— Start EXERCISE MATERIAL —

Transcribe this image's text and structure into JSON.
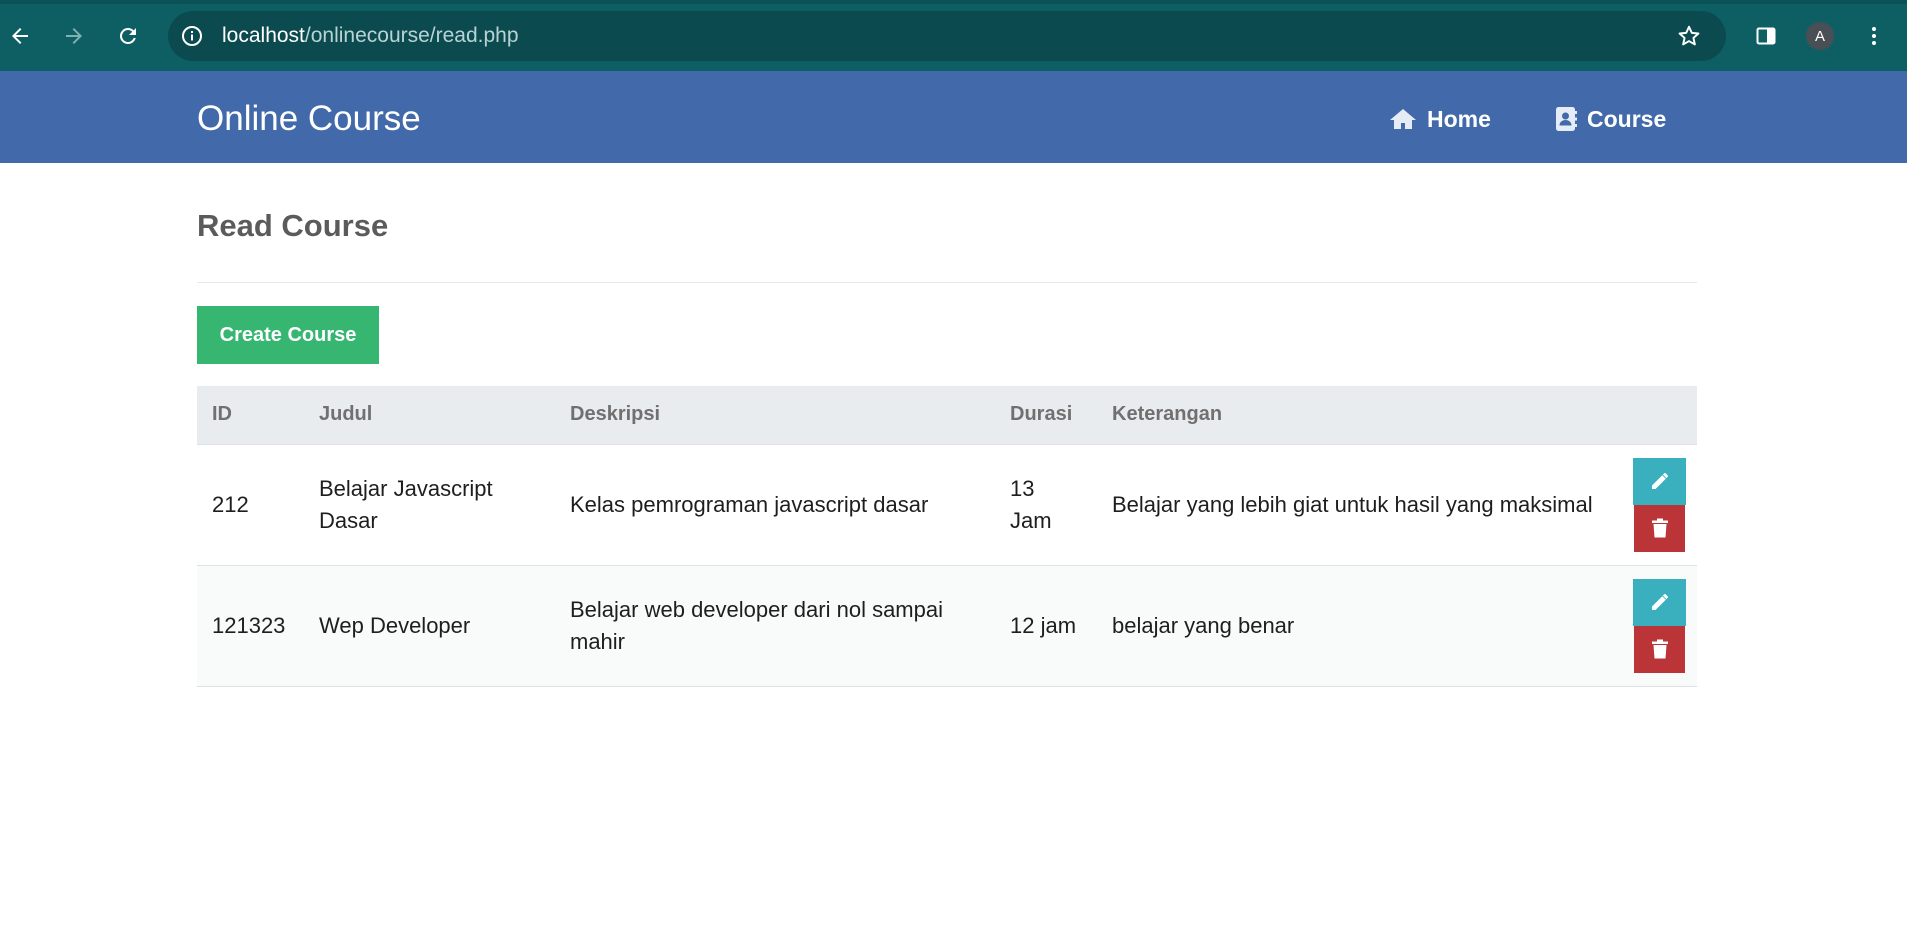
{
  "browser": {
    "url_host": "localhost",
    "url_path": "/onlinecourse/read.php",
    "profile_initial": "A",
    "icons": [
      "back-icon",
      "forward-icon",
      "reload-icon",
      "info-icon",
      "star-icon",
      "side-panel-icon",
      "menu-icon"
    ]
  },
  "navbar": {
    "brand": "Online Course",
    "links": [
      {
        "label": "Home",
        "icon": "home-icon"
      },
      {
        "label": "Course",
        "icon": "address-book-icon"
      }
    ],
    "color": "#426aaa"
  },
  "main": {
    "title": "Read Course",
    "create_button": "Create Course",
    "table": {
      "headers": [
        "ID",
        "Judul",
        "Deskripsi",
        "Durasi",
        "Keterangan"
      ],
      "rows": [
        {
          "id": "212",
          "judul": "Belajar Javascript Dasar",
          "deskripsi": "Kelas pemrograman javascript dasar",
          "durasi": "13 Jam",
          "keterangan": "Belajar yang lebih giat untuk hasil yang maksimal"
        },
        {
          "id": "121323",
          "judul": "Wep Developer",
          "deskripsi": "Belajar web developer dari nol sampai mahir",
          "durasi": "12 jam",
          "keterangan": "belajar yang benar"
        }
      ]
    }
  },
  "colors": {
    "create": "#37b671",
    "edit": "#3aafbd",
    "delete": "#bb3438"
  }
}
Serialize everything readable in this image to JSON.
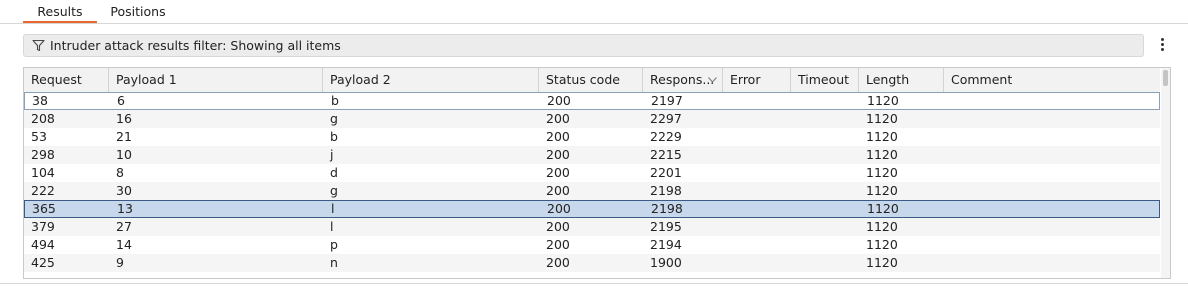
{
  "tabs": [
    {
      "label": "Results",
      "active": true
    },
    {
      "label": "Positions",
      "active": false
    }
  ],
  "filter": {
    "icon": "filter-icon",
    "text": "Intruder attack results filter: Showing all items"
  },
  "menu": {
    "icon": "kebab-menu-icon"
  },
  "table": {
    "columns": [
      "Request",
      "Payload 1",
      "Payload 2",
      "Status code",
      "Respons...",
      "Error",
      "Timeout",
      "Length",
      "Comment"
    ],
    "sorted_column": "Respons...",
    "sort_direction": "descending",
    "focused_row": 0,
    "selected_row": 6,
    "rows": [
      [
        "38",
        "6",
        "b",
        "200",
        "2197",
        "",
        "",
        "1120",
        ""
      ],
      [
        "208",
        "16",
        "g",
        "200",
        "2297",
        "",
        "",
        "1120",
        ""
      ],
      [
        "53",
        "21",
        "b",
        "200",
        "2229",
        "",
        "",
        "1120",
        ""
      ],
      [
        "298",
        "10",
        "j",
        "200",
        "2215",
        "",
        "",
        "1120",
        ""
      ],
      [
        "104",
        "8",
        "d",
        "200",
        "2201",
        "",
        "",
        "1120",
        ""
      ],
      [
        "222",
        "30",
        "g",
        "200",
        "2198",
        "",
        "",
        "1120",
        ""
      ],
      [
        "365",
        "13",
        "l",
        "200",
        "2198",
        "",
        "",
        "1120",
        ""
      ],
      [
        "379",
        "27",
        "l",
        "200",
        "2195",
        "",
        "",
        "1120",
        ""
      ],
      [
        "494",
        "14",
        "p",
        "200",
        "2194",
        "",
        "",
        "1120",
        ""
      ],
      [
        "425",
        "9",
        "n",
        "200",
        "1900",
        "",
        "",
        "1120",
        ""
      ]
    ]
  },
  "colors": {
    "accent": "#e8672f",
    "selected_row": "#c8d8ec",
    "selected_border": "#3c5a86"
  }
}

— End EXERCISE MATERIAL —

Using the records above, copy each line that contains "image".

EXPECTED OUTPUT
Transcribe this image's text and structure into JSON.
Serialize everything readable in this image to JSON.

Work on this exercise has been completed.